--- What to do ---
Show every line containing "using" by copying it.

--- Available data ---

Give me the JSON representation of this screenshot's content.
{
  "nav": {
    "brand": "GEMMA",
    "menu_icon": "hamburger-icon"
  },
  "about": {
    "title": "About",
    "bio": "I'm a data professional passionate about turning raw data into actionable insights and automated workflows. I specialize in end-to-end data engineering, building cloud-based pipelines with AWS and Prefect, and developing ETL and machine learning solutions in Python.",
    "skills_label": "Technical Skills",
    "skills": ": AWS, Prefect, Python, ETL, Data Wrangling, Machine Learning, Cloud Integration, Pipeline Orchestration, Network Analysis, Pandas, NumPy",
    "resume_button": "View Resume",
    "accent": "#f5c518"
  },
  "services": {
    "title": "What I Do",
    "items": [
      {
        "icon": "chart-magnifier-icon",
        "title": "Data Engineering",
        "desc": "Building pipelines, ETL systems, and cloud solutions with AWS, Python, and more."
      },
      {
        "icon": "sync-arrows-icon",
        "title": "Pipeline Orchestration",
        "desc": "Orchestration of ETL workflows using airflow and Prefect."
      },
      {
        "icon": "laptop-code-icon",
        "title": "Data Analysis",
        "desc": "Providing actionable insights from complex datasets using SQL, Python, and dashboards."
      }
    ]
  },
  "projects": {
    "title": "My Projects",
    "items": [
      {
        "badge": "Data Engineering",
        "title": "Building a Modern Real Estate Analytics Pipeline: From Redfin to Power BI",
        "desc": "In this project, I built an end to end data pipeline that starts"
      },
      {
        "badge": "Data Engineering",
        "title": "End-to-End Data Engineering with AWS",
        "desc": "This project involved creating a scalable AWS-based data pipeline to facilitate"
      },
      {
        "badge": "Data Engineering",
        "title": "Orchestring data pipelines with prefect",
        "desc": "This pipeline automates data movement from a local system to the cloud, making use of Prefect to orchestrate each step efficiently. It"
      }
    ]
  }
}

--- Task output ---
        "desc": "Orchestration of ETL workflows using airflow and Prefect."
        "desc": "Providing actionable insights from complex datasets using SQL, Python, and dashboards."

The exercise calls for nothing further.